## WHAT IS NEEDED
Count the lines below that include the word "homes" and write that number alone.

## MATERIAL PROVIDED
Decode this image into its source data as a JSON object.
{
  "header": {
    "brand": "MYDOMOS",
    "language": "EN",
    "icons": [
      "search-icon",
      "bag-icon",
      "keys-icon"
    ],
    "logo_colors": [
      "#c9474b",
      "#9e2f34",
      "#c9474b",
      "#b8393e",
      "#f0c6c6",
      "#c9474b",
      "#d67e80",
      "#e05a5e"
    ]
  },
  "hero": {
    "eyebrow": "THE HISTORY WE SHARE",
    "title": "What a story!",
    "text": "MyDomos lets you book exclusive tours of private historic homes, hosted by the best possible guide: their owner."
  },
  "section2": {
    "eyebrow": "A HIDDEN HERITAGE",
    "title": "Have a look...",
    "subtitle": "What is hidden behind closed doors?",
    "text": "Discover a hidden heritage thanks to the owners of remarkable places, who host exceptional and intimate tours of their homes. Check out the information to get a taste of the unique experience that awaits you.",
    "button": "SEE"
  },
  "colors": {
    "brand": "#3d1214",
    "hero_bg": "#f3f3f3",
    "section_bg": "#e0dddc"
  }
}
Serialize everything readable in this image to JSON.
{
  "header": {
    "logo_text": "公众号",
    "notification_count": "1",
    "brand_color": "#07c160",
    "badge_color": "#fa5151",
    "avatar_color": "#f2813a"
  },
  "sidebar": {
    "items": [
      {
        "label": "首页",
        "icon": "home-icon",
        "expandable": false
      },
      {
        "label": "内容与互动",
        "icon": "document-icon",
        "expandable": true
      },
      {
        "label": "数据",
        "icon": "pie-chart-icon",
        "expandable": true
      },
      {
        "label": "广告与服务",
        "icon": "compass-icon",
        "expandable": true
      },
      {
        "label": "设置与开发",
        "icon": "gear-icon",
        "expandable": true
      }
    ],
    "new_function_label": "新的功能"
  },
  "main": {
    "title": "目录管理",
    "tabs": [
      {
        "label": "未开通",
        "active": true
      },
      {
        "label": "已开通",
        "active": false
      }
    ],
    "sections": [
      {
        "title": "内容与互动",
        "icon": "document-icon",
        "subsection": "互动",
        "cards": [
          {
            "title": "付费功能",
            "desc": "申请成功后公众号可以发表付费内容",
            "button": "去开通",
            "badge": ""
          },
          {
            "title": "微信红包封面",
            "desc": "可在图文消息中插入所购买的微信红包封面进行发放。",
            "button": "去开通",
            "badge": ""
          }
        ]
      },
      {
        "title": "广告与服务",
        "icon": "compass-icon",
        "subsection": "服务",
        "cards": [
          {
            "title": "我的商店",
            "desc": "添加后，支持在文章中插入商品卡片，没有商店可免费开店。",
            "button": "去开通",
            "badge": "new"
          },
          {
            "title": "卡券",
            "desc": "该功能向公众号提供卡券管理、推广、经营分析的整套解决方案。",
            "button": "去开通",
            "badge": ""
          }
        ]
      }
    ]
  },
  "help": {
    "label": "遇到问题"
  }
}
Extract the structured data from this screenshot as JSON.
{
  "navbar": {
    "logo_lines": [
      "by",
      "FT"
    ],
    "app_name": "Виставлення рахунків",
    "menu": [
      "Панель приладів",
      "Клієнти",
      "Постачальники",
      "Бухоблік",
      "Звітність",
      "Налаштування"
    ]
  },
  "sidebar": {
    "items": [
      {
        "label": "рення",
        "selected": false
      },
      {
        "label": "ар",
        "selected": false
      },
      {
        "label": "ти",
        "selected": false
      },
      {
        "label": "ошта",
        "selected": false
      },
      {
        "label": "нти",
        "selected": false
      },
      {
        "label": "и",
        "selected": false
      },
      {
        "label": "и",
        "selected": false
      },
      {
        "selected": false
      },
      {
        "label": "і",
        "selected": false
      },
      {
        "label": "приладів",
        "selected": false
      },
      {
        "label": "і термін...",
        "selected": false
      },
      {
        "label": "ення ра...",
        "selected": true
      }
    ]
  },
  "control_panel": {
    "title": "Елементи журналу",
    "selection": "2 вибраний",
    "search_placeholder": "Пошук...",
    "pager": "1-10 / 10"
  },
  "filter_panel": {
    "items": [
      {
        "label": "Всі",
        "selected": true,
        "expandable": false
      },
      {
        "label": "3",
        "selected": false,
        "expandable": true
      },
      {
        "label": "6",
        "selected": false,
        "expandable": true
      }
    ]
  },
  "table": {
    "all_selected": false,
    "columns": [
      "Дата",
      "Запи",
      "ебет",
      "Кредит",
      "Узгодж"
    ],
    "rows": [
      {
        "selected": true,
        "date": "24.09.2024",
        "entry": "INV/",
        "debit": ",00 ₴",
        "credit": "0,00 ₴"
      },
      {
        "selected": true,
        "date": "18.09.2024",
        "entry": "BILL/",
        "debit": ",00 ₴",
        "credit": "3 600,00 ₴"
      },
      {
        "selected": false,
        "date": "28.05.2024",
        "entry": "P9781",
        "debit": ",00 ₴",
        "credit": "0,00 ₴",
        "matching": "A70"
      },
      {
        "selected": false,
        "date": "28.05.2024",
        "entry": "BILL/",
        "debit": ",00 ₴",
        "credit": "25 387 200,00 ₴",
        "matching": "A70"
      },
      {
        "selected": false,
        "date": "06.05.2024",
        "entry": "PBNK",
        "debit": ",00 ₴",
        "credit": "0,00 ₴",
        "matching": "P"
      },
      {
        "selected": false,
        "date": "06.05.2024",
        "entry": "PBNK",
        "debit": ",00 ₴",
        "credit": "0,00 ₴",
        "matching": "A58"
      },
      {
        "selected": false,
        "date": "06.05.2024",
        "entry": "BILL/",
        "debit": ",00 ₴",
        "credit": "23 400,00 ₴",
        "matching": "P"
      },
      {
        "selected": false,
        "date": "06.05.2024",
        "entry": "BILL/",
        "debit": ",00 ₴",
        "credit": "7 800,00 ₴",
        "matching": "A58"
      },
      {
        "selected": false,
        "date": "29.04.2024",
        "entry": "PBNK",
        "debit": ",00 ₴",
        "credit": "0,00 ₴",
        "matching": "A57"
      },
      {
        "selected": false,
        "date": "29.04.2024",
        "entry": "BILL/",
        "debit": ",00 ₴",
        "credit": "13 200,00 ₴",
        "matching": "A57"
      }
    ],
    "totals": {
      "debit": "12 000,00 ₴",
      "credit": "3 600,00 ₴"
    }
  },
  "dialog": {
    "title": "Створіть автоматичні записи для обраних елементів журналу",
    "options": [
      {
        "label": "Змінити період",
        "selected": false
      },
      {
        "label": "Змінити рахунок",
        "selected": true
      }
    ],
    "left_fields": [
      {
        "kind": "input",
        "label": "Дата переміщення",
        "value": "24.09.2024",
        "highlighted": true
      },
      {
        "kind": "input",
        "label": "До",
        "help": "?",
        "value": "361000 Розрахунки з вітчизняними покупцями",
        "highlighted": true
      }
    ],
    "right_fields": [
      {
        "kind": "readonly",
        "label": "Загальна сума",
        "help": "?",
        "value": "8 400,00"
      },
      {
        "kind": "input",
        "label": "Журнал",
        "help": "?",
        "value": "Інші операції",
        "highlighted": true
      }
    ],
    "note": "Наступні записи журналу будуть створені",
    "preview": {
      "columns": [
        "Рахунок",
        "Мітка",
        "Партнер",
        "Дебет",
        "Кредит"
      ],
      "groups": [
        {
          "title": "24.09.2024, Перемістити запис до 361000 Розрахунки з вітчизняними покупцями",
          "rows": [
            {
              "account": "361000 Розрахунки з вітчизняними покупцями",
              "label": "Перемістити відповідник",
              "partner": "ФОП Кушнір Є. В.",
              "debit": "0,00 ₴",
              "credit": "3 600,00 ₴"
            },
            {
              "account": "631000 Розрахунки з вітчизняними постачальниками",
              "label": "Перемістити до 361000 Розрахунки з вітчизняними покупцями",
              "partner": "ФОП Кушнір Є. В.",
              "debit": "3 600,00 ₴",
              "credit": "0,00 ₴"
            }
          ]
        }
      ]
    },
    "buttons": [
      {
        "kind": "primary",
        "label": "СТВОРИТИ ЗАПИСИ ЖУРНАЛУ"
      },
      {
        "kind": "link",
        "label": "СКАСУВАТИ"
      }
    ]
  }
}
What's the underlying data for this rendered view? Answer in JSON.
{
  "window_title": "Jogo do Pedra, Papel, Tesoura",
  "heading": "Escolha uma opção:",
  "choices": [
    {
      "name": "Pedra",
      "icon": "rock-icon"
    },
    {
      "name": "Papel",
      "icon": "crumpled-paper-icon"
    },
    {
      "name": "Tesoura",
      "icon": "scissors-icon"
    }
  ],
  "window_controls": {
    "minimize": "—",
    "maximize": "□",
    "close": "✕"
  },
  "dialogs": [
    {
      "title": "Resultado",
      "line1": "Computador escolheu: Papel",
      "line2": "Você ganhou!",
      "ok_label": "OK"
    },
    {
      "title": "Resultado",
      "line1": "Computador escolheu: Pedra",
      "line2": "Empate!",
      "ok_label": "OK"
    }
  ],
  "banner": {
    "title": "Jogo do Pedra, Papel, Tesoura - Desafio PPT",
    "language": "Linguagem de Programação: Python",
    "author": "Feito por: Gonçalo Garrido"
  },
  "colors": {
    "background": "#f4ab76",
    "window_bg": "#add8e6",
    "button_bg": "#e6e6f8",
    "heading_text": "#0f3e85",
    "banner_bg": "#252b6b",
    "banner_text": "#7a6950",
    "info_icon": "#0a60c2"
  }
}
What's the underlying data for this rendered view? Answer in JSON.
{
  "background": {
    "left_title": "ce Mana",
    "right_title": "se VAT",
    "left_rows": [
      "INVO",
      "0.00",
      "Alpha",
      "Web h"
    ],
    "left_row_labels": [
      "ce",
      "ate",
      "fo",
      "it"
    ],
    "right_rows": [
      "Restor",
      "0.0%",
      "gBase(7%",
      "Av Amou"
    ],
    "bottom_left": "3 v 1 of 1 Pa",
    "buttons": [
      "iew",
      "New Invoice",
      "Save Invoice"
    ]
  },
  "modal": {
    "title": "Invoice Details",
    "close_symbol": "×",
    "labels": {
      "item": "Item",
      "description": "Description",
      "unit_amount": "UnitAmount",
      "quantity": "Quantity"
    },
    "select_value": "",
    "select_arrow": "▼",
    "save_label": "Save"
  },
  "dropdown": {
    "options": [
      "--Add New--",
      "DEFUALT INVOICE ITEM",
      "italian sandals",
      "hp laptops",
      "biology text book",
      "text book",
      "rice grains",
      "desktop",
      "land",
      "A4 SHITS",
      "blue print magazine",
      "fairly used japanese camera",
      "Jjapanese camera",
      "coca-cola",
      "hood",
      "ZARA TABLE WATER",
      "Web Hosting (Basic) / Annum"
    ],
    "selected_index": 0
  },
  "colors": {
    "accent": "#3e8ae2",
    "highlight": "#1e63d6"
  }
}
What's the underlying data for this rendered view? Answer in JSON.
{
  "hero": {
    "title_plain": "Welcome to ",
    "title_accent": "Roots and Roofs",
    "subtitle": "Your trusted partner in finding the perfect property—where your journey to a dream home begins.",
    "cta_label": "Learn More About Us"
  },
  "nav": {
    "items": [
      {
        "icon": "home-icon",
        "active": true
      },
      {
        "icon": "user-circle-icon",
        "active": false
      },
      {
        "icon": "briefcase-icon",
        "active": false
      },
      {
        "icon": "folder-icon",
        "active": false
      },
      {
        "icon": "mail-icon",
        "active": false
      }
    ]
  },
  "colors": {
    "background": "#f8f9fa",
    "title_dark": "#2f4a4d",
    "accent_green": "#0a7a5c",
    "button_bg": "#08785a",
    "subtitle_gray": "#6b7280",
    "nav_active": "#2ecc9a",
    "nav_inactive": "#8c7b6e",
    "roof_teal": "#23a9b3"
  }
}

## TASK RESPONSE
2